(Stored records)

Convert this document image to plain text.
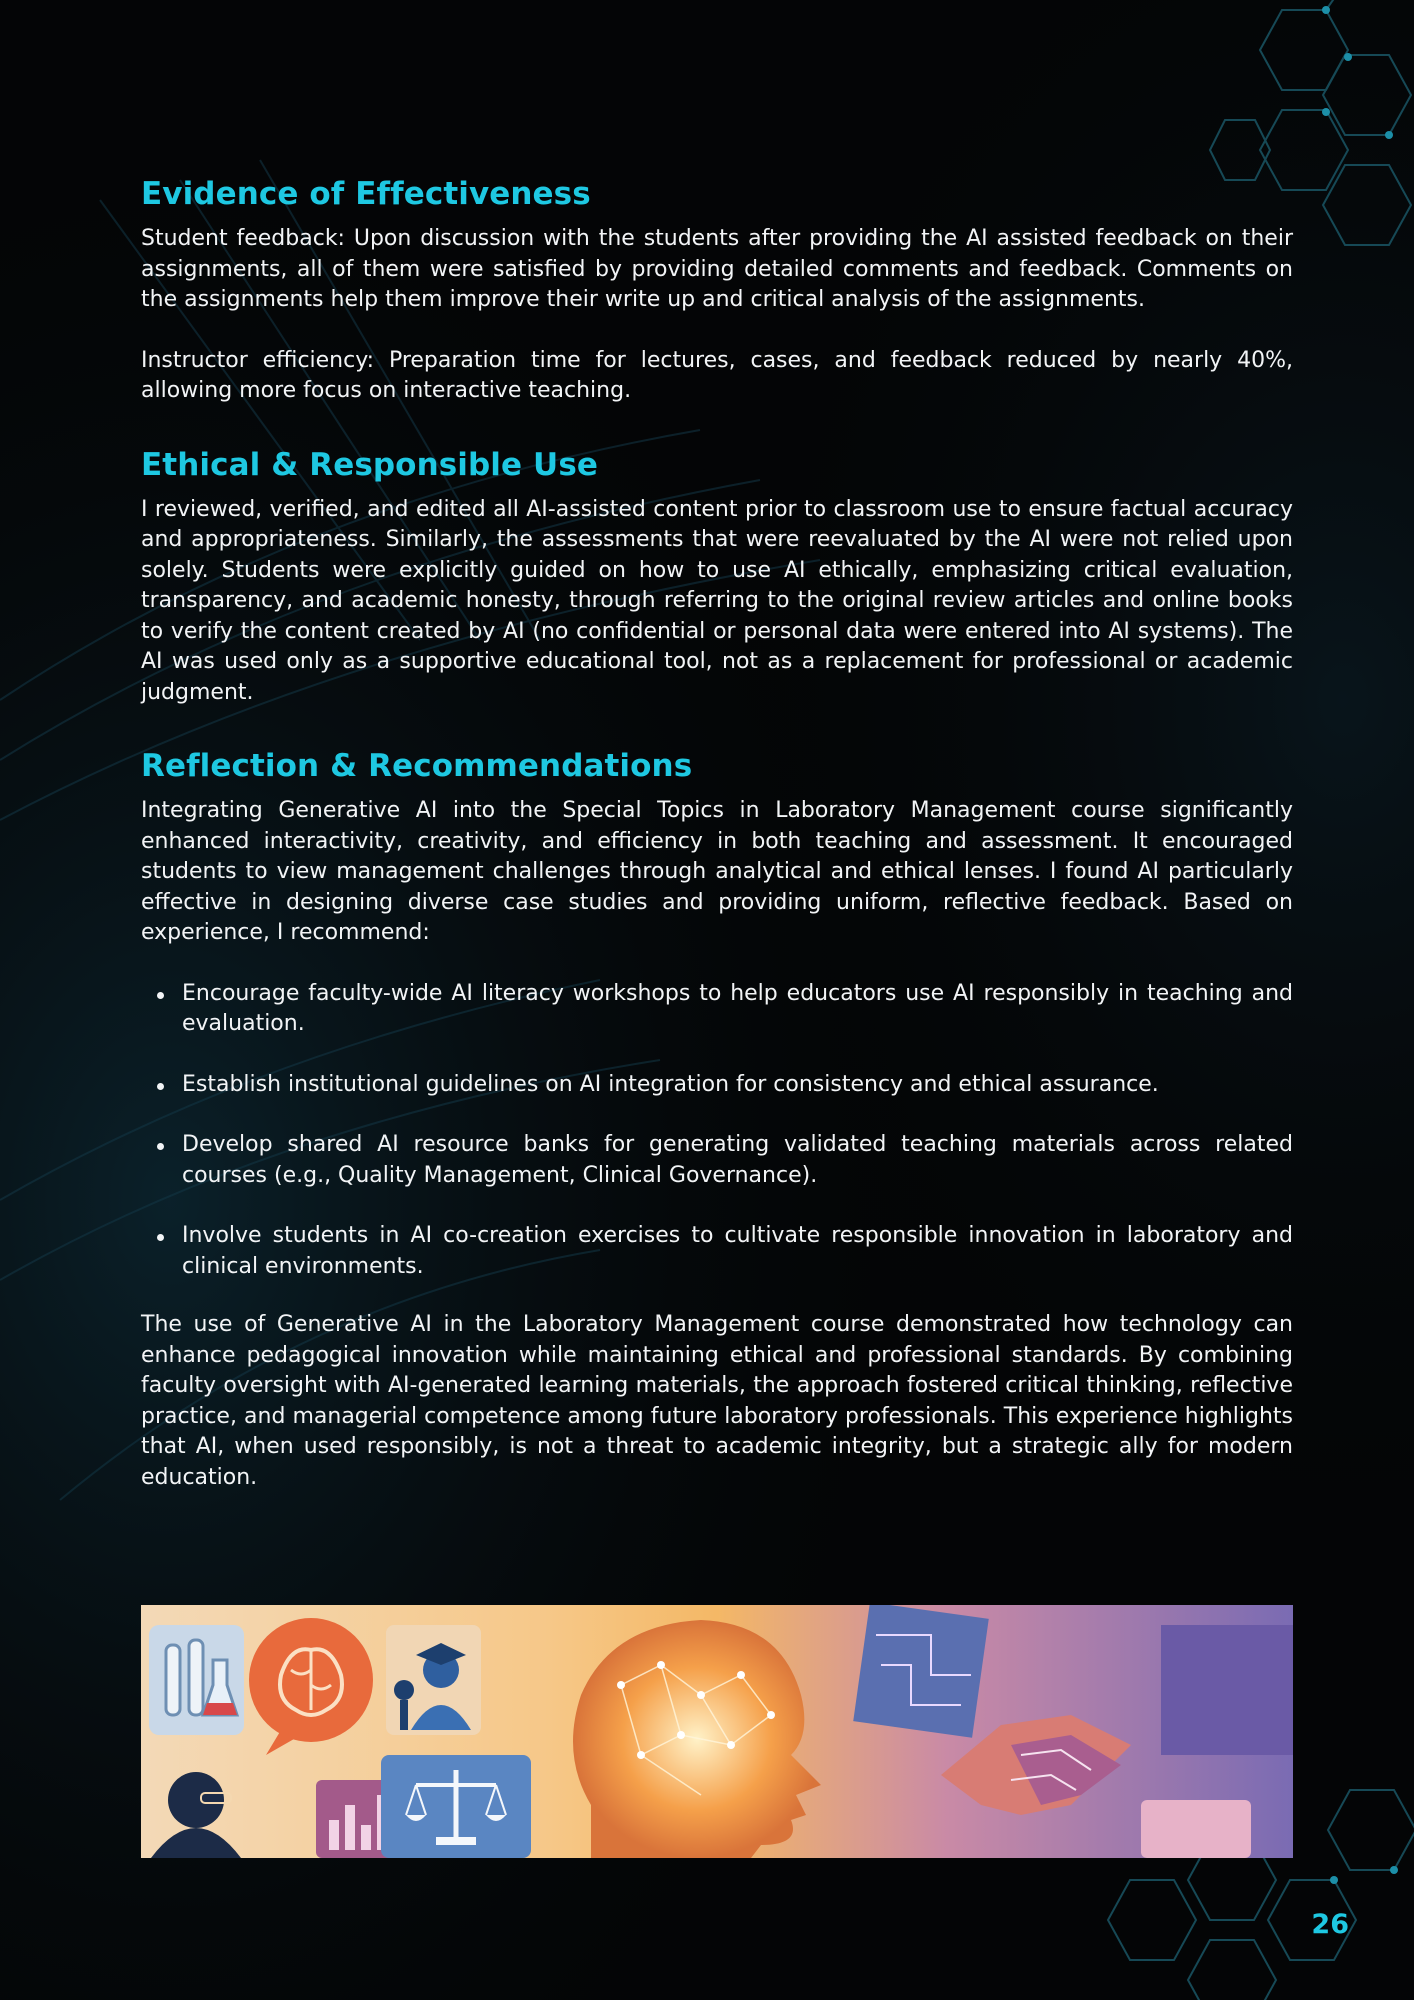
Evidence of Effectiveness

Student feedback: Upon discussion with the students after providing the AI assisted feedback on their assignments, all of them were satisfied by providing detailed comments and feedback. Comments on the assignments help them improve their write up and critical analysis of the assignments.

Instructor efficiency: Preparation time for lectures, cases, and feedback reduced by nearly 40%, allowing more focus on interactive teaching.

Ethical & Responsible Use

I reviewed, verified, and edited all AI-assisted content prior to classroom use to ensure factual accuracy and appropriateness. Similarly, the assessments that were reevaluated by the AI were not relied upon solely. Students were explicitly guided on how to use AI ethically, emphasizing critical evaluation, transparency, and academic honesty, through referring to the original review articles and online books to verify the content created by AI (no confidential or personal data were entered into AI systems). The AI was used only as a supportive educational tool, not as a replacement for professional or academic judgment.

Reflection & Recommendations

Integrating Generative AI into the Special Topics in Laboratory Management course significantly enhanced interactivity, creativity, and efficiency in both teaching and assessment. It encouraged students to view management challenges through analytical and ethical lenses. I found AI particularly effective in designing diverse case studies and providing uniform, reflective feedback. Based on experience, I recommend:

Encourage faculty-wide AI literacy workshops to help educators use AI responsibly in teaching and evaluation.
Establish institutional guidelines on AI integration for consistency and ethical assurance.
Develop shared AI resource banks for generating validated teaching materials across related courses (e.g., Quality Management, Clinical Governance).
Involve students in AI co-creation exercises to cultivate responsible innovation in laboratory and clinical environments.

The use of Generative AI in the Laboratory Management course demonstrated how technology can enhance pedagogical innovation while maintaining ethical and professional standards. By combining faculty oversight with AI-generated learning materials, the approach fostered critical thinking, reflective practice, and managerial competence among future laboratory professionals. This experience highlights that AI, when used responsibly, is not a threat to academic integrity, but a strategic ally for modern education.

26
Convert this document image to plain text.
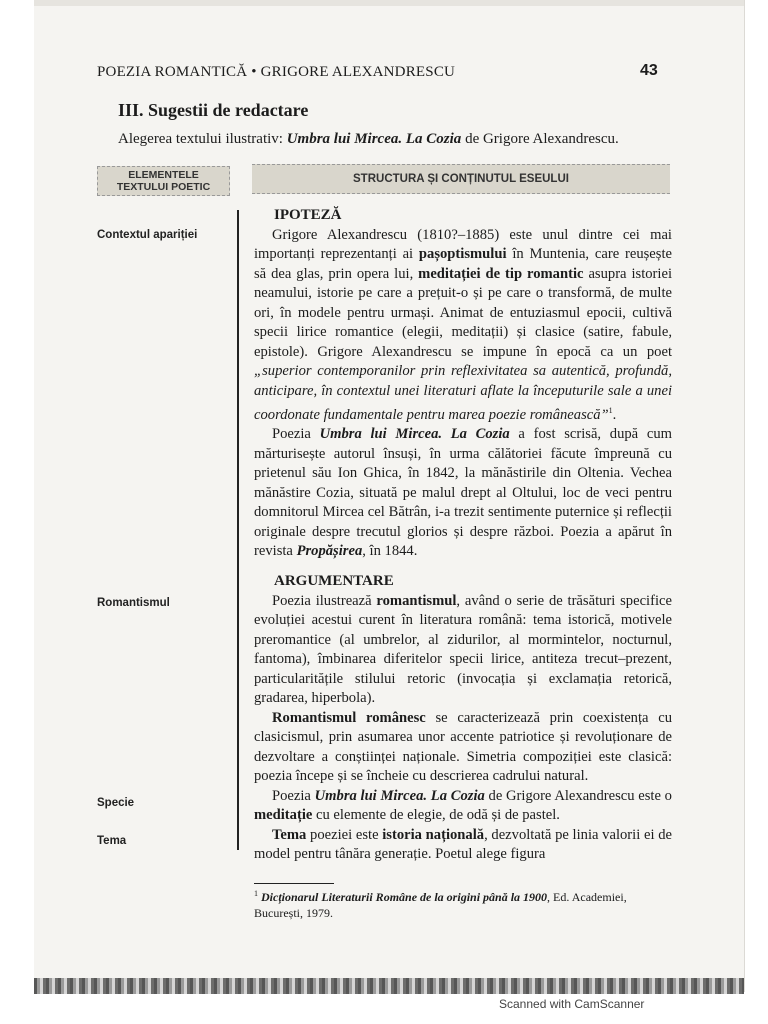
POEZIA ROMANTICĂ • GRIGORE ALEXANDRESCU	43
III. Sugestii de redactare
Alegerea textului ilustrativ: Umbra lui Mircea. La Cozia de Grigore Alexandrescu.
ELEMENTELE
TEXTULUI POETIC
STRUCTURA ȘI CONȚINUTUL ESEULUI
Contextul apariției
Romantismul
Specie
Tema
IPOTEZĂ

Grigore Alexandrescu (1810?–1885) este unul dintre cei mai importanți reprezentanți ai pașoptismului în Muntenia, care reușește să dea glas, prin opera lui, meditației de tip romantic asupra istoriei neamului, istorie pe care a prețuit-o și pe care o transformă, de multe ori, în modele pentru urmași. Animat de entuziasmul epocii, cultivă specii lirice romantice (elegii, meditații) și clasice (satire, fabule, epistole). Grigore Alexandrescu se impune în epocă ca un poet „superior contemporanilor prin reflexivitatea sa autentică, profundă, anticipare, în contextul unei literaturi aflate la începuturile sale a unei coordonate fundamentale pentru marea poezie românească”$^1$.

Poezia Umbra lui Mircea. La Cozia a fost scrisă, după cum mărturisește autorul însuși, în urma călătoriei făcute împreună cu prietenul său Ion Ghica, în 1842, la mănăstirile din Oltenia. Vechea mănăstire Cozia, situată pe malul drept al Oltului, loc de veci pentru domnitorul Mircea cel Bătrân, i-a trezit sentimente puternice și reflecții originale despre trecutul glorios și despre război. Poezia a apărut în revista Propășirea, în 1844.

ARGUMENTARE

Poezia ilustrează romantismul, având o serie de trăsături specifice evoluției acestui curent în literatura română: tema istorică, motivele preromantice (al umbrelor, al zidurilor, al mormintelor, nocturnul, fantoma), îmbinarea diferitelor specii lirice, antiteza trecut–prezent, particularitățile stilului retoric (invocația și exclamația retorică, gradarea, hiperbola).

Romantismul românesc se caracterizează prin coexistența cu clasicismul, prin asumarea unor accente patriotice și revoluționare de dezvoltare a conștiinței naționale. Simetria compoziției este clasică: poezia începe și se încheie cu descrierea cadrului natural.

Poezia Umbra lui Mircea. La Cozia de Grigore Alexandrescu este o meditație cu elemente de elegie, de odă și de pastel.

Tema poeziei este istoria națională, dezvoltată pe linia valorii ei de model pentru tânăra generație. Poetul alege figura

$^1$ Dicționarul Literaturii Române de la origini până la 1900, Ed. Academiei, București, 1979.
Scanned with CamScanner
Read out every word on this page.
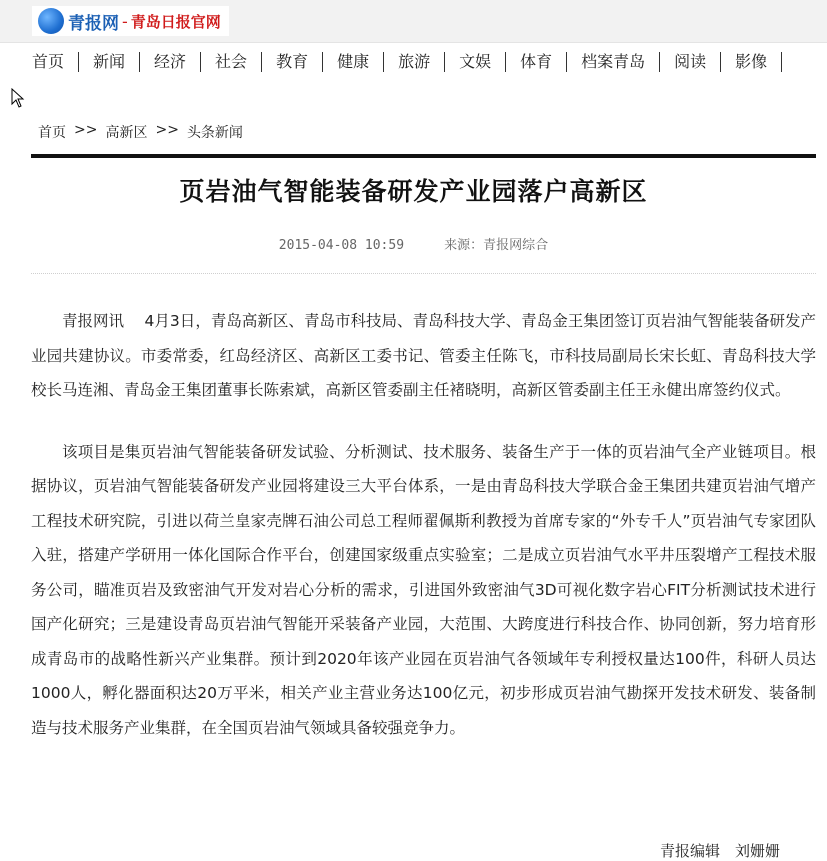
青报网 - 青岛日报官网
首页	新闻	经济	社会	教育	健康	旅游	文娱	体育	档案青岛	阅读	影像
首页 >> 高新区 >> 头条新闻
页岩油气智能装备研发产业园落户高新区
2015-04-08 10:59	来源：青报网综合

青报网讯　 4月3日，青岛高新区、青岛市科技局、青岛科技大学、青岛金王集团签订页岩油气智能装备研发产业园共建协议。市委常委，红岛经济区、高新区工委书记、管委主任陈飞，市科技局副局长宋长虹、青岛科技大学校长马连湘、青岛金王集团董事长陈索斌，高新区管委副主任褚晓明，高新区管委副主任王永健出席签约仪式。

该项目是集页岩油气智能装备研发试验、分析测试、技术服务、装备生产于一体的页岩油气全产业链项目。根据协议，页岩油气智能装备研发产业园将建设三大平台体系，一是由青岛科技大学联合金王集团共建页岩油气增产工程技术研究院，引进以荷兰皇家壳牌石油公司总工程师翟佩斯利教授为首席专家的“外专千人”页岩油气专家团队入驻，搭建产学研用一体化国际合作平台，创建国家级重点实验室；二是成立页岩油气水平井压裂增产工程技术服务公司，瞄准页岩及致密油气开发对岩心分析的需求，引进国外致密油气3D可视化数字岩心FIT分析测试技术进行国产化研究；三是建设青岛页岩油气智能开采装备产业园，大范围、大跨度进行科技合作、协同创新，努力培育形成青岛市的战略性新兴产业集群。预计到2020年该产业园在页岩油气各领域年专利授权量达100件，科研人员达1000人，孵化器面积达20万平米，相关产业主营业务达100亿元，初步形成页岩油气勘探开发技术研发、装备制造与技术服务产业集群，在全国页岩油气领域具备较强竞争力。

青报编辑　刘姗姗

**EXERCISE OBJECTIVE**
Copy every record character for character. Skip the pictures.

**EXERCISE ANSWER**
Convert this document image to plain text.
Evidence of Effectiveness

Student feedback: Upon discussion with the students after providing the AI assisted feedback on their assignments, all of them were satisfied by providing detailed comments and feedback. Comments on the assignments help them improve their write up and critical analysis of the assignments.

Instructor efficiency: Preparation time for lectures, cases, and feedback reduced by nearly 40%, allowing more focus on interactive teaching.

Ethical & Responsible Use

I reviewed, verified, and edited all AI-assisted content prior to classroom use to ensure factual accuracy and appropriateness. Similarly, the assessments that were reevaluated by the AI were not relied upon solely. Students were explicitly guided on how to use AI ethically, emphasizing critical evaluation, transparency, and academic honesty, through referring to the original review articles and online books to verify the content created by AI (no confidential or personal data were entered into AI systems). The AI was used only as a supportive educational tool, not as a replacement for professional or academic judgment.

Reflection & Recommendations

Integrating Generative AI into the Special Topics in Laboratory Management course significantly enhanced interactivity, creativity, and efficiency in both teaching and assessment. It encouraged students to view management challenges through analytical and ethical lenses. I found AI particularly effective in designing diverse case studies and providing uniform, reflective feedback. Based on experience, I recommend:

Encourage faculty-wide AI literacy workshops to help educators use AI responsibly in teaching and evaluation.
Establish institutional guidelines on AI integration for consistency and ethical assurance.
Develop shared AI resource banks for generating validated teaching materials across related courses (e.g., Quality Management, Clinical Governance).
Involve students in AI co-creation exercises to cultivate responsible innovation in laboratory and clinical environments.

The use of Generative AI in the Laboratory Management course demonstrated how technology can enhance pedagogical innovation while maintaining ethical and professional standards. By combining faculty oversight with AI-generated learning materials, the approach fostered critical thinking, reflective practice, and managerial competence among future laboratory professionals. This experience highlights that AI, when used responsibly, is not a threat to academic integrity, but a strategic ally for modern education.

26
Convert this document image to plain text.
POEZIA ROMANTICĂ • GRIGORE ALEXANDRESCU	43
III. Sugestii de redactare
Alegerea textului ilustrativ: Umbra lui Mircea. La Cozia de Grigore Alexandrescu.
ELEMENTELE
TEXTULUI POETIC
STRUCTURA ȘI CONȚINUTUL ESEULUI
Contextul apariției
Romantismul
Specie
Tema
IPOTEZĂ

Grigore Alexandrescu (1810?–1885) este unul dintre cei mai importanți reprezentanți ai pașoptismului în Muntenia, care reușește să dea glas, prin opera lui, meditației de tip romantic asupra istoriei neamului, istorie pe care a prețuit-o și pe care o transformă, de multe ori, în modele pentru urmași. Animat de entuziasmul epocii, cultivă specii lirice romantice (elegii, meditații) și clasice (satire, fabule, epistole). Grigore Alexandrescu se impune în epocă ca un poet „superior contemporanilor prin reflexivitatea sa autentică, profundă, anticipare, în contextul unei literaturi aflate la începuturile sale a unei coordonate fundamentale pentru marea poezie românească”$^1$.

Poezia Umbra lui Mircea. La Cozia a fost scrisă, după cum mărturisește autorul însuși, în urma călătoriei făcute împreună cu prietenul său Ion Ghica, în 1842, la mănăstirile din Oltenia. Vechea mănăstire Cozia, situată pe malul drept al Oltului, loc de veci pentru domnitorul Mircea cel Bătrân, i-a trezit sentimente puternice și reflecții originale despre trecutul glorios și despre război. Poezia a apărut în revista Propășirea, în 1844.

ARGUMENTARE

Poezia ilustrează romantismul, având o serie de trăsături specifice evoluției acestui curent în literatura română: tema istorică, motivele preromantice (al umbrelor, al zidurilor, al mormintelor, nocturnul, fantoma), îmbinarea diferitelor specii lirice, antiteza trecut–prezent, particularitățile stilului retoric (invocația și exclamația retorică, gradarea, hiperbola).

Romantismul românesc se caracterizează prin coexistența cu clasicismul, prin asumarea unor accente patriotice și revoluționare de dezvoltare a conștiinței naționale. Simetria compoziției este clasică: poezia începe și se încheie cu descrierea cadrului natural.

Poezia Umbra lui Mircea. La Cozia de Grigore Alexandrescu este o meditație cu elemente de elegie, de odă și de pastel.

Tema poeziei este istoria națională, dezvoltată pe linia valorii ei de model pentru tânăra generație. Poetul alege figura

$^1$ Dicționarul Literaturii Române de la origini până la 1900, Ed. Academiei, București, 1979.
Scanned with CamScanner
Read out every word on this page.
青报网 - 青岛日报官网
首页	新闻	经济	社会	教育	健康	旅游	文娱	体育	档案青岛	阅读	影像
首页 >> 高新区 >> 头条新闻
页岩油气智能装备研发产业园落户高新区
2015-04-08 10:59	来源：青报网综合

青报网讯　 4月3日，青岛高新区、青岛市科技局、青岛科技大学、青岛金王集团签订页岩油气智能装备研发产业园共建协议。市委常委，红岛经济区、高新区工委书记、管委主任陈飞，市科技局副局长宋长虹、青岛科技大学校长马连湘、青岛金王集团董事长陈索斌，高新区管委副主任褚晓明，高新区管委副主任王永健出席签约仪式。

该项目是集页岩油气智能装备研发试验、分析测试、技术服务、装备生产于一体的页岩油气全产业链项目。根据协议，页岩油气智能装备研发产业园将建设三大平台体系，一是由青岛科技大学联合金王集团共建页岩油气增产工程技术研究院，引进以荷兰皇家壳牌石油公司总工程师翟佩斯利教授为首席专家的“外专千人”页岩油气专家团队入驻，搭建产学研用一体化国际合作平台，创建国家级重点实验室；二是成立页岩油气水平井压裂增产工程技术服务公司，瞄准页岩及致密油气开发对岩心分析的需求，引进国外致密油气3D可视化数字岩心FIT分析测试技术进行国产化研究；三是建设青岛页岩油气智能开采装备产业园，大范围、大跨度进行科技合作、协同创新，努力培育形成青岛市的战略性新兴产业集群。预计到2020年该产业园在页岩油气各领域年专利授权量达100件，科研人员达1000人，孵化器面积达20万平米，相关产业主营业务达100亿元，初步形成页岩油气勘探开发技术研发、装备制造与技术服务产业集群，在全国页岩油气领域具备较强竞争力。

青报编辑　刘姗姗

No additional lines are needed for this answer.